What you will do — Each entry that follows must be output without any deviation.

=== Section Start ===

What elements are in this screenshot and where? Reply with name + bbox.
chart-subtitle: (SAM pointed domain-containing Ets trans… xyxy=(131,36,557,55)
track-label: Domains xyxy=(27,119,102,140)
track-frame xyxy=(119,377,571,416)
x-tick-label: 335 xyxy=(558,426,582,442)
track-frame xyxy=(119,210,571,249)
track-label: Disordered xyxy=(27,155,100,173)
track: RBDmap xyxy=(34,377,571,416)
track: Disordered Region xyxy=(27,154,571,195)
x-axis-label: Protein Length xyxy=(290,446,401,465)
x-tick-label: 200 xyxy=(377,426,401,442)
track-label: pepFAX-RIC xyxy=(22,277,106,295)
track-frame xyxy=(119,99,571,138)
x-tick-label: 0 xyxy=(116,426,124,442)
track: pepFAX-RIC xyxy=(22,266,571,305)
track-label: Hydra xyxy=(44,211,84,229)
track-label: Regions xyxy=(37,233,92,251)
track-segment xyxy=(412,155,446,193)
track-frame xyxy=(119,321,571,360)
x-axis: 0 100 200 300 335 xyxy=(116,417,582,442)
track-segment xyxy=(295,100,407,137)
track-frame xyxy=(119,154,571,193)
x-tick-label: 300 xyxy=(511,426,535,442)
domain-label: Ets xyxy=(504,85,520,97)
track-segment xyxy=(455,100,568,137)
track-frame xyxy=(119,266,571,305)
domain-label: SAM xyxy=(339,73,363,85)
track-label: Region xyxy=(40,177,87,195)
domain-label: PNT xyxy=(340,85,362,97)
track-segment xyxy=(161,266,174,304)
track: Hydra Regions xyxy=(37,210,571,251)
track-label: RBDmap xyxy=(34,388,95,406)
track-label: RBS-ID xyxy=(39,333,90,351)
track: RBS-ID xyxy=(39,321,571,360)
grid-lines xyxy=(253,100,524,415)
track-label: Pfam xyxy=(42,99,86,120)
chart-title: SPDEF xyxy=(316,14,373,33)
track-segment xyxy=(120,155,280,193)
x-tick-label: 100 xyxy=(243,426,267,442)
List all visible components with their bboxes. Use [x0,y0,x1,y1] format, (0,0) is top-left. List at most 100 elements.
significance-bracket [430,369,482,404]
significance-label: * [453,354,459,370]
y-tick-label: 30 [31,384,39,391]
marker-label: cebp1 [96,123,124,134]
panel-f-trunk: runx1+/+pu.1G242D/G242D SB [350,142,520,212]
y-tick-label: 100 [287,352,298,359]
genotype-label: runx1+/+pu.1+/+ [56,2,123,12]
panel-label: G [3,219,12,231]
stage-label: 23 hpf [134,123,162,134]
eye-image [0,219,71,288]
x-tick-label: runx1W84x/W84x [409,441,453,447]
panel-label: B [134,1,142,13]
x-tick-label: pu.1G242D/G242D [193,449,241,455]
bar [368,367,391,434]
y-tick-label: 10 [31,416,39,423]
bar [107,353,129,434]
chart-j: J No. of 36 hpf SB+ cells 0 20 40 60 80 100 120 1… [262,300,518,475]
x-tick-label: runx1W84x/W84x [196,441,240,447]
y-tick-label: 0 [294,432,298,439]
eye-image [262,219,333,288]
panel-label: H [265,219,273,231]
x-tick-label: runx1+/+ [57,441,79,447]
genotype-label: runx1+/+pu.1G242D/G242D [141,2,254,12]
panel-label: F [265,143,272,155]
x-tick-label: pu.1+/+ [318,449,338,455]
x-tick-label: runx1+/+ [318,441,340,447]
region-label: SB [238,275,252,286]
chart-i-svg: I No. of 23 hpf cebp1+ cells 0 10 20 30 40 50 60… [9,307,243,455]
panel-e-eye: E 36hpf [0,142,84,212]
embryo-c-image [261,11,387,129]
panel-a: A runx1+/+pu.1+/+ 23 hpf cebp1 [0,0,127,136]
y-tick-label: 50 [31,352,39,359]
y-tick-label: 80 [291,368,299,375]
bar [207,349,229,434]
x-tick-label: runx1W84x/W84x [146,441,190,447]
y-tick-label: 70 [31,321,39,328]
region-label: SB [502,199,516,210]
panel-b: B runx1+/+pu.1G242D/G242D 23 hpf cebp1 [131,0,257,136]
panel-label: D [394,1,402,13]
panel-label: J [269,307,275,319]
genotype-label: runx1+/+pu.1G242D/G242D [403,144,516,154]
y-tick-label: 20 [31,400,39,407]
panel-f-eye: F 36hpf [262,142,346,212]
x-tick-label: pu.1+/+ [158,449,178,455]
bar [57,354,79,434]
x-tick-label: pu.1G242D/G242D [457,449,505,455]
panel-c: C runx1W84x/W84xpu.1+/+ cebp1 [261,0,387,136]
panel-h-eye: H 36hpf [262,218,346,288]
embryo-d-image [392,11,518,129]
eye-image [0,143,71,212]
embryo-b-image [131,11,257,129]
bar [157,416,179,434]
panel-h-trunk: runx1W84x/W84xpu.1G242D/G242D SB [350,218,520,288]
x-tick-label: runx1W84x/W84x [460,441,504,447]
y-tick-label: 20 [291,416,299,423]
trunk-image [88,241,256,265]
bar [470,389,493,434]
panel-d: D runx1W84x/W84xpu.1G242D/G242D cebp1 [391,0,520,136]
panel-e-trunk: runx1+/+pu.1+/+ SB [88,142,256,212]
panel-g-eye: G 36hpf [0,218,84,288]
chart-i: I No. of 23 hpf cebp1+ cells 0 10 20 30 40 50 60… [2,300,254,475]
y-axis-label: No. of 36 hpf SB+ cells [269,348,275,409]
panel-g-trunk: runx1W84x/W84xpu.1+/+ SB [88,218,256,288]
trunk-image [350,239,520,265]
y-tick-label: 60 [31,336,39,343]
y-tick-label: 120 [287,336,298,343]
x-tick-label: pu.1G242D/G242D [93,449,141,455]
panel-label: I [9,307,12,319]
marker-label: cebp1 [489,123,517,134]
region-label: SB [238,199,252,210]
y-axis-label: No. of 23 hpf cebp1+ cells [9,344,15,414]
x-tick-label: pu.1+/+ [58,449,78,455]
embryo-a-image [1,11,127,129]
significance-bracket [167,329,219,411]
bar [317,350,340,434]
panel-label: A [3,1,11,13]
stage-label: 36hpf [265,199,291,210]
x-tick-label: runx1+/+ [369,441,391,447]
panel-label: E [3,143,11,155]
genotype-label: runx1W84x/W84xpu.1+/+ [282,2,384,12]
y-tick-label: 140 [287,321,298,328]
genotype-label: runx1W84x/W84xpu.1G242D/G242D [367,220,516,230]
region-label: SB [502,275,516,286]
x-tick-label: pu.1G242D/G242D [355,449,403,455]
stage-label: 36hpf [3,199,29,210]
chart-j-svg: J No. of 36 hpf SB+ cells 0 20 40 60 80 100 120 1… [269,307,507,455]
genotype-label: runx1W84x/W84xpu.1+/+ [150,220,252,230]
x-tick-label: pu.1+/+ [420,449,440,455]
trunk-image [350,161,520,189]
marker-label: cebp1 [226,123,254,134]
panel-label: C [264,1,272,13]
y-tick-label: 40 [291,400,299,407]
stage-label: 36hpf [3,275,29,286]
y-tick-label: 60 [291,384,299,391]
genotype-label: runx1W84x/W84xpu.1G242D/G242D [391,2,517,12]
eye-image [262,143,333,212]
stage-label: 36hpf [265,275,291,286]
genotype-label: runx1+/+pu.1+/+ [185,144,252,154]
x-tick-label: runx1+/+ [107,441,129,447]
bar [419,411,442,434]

=== Section End ===

Your solution —
What elements are in this screenshot and where? Reply with name + bbox.
chart-subtitle: (SAM pointed domain-containing Ets trans… xyxy=(131,36,557,55)
track-label: Domains xyxy=(27,119,102,140)
track-frame xyxy=(119,377,571,416)
x-tick-label: 335 xyxy=(558,426,582,442)
track-frame xyxy=(119,210,571,249)
track-label: Disordered xyxy=(27,155,100,173)
track: RBDmap xyxy=(34,377,571,416)
track: Disordered Region xyxy=(27,154,571,195)
x-axis-label: Protein Length xyxy=(290,446,401,465)
x-tick-label: 200 xyxy=(377,426,401,442)
track-label: pepFAX-RIC xyxy=(22,277,106,295)
track-frame xyxy=(119,99,571,138)
x-tick-label: 0 xyxy=(116,426,124,442)
track: pepFAX-RIC xyxy=(22,266,571,305)
track-label: Hydra xyxy=(44,211,84,229)
track-label: Regions xyxy=(37,233,92,251)
track-segment xyxy=(412,155,446,193)
track-frame xyxy=(119,321,571,360)
x-axis: 0 100 200 300 335 xyxy=(116,417,582,442)
track-segment xyxy=(295,100,407,137)
track-frame xyxy=(119,154,571,193)
x-tick-label: 300 xyxy=(511,426,535,442)
domain-label: Ets xyxy=(504,85,520,97)
track-segment xyxy=(455,100,568,137)
track-frame xyxy=(119,266,571,305)
domain-label: SAM xyxy=(339,73,363,85)
track-label: Region xyxy=(40,177,87,195)
domain-label: PNT xyxy=(340,85,362,97)
track-segment xyxy=(161,266,174,304)
track: Hydra Regions xyxy=(37,210,571,251)
track-label: RBDmap xyxy=(34,388,95,406)
track-label: RBS-ID xyxy=(39,333,90,351)
track: RBS-ID xyxy=(39,321,571,360)
grid-lines xyxy=(253,100,524,415)
track-label: Pfam xyxy=(42,99,86,120)
chart-title: SPDEF xyxy=(316,14,373,33)
track-segment xyxy=(120,155,280,193)
x-tick-label: 100 xyxy=(243,426,267,442)
List all visible components with their bboxes. Use [x0,y0,x1,y1] format, (0,0) is top-left. List at most 100 elements.
significance-bracket [430,369,482,404]
significance-label: * [453,354,459,370]
y-tick-label: 30 [31,384,39,391]
marker-label: cebp1 [96,123,124,134]
panel-f-trunk: runx1+/+pu.1G242D/G242D SB [350,142,520,212]
y-tick-label: 100 [287,352,298,359]
genotype-label: runx1+/+pu.1+/+ [56,2,123,12]
panel-label: G [3,219,12,231]
stage-label: 23 hpf [134,123,162,134]
eye-image [0,219,71,288]
x-tick-label: runx1W84x/W84x [409,441,453,447]
panel-label: B [134,1,142,13]
x-tick-label: pu.1G242D/G242D [193,449,241,455]
bar [368,367,391,434]
y-tick-label: 10 [31,416,39,423]
bar [107,353,129,434]
chart-j: J No. of 36 hpf SB+ cells 0 20 40 60 80 100 120 1… [262,300,518,475]
x-tick-label: runx1W84x/W84x [196,441,240,447]
y-tick-label: 0 [294,432,298,439]
eye-image [262,219,333,288]
panel-label: H [265,219,273,231]
x-tick-label: runx1+/+ [57,441,79,447]
genotype-label: runx1+/+pu.1G242D/G242D [141,2,254,12]
panel-label: F [265,143,272,155]
x-tick-label: pu.1+/+ [318,449,338,455]
x-tick-label: runx1+/+ [318,441,340,447]
region-label: SB [238,275,252,286]
chart-i-svg: I No. of 23 hpf cebp1+ cells 0 10 20 30 40 50 60… [9,307,243,455]
panel-e-eye: E 36hpf [0,142,84,212]
embryo-c-image [261,11,387,129]
panel-a: A runx1+/+pu.1+/+ 23 hpf cebp1 [0,0,127,136]
y-tick-label: 50 [31,352,39,359]
y-tick-label: 80 [291,368,299,375]
bar [207,349,229,434]
x-tick-label: runx1W84x/W84x [146,441,190,447]
y-tick-label: 70 [31,321,39,328]
region-label: SB [502,199,516,210]
panel-b: B runx1+/+pu.1G242D/G242D 23 hpf cebp1 [131,0,257,136]
panel-label: D [394,1,402,13]
panel-label: J [269,307,275,319]
genotype-label: runx1+/+pu.1G242D/G242D [403,144,516,154]
y-tick-label: 20 [31,400,39,407]
panel-f-eye: F 36hpf [262,142,346,212]
x-tick-label: pu.1+/+ [158,449,178,455]
bar [57,354,79,434]
x-tick-label: pu.1G242D/G242D [457,449,505,455]
panel-c: C runx1W84x/W84xpu.1+/+ cebp1 [261,0,387,136]
panel-h-eye: H 36hpf [262,218,346,288]
embryo-d-image [392,11,518,129]
eye-image [0,143,71,212]
embryo-b-image [131,11,257,129]
bar [157,416,179,434]
panel-h-trunk: runx1W84x/W84xpu.1G242D/G242D SB [350,218,520,288]
x-tick-label: runx1W84x/W84x [460,441,504,447]
y-tick-label: 20 [291,416,299,423]
trunk-image [88,241,256,265]
bar [470,389,493,434]
panel-d: D runx1W84x/W84xpu.1G242D/G242D cebp1 [391,0,520,136]
panel-e-trunk: runx1+/+pu.1+/+ SB [88,142,256,212]
panel-g-eye: G 36hpf [0,218,84,288]
chart-i: I No. of 23 hpf cebp1+ cells 0 10 20 30 40 50 60… [2,300,254,475]
y-axis-label: No. of 36 hpf SB+ cells [269,348,275,409]
panel-g-trunk: runx1W84x/W84xpu.1+/+ SB [88,218,256,288]
trunk-image [350,239,520,265]
y-tick-label: 60 [31,336,39,343]
y-tick-label: 120 [287,336,298,343]
x-tick-label: pu.1G242D/G242D [93,449,141,455]
panel-label: I [9,307,12,319]
marker-label: cebp1 [489,123,517,134]
region-label: SB [238,199,252,210]
y-axis-label: No. of 23 hpf cebp1+ cells [9,344,15,414]
x-tick-label: pu.1+/+ [58,449,78,455]
embryo-a-image [1,11,127,129]
significance-bracket [167,329,219,411]
bar [317,350,340,434]
panel-label: A [3,1,11,13]
stage-label: 36hpf [265,199,291,210]
x-tick-label: runx1+/+ [369,441,391,447]
panel-label: E [3,143,11,155]
genotype-label: runx1W84x/W84xpu.1+/+ [282,2,384,12]
y-tick-label: 140 [287,321,298,328]
genotype-label: runx1W84x/W84xpu.1G242D/G242D [367,220,516,230]
region-label: SB [502,275,516,286]
x-tick-label: pu.1G242D/G242D [355,449,403,455]
stage-label: 36hpf [3,199,29,210]
chart-j-svg: J No. of 36 hpf SB+ cells 0 20 40 60 80 100 120 1… [269,307,507,455]
genotype-label: runx1W84x/W84xpu.1+/+ [150,220,252,230]
x-tick-label: pu.1+/+ [420,449,440,455]
trunk-image [350,161,520,189]
marker-label: cebp1 [226,123,254,134]
panel-label: C [264,1,272,13]
y-tick-label: 40 [291,400,299,407]
stage-label: 36hpf [3,275,29,286]
y-tick-label: 60 [291,384,299,391]
genotype-label: runx1W84x/W84xpu.1G242D/G242D [391,2,517,12]
eye-image [262,143,333,212]
stage-label: 36hpf [265,275,291,286]
genotype-label: runx1+/+pu.1+/+ [185,144,252,154]
x-tick-label: runx1+/+ [107,441,129,447]
bar [419,411,442,434]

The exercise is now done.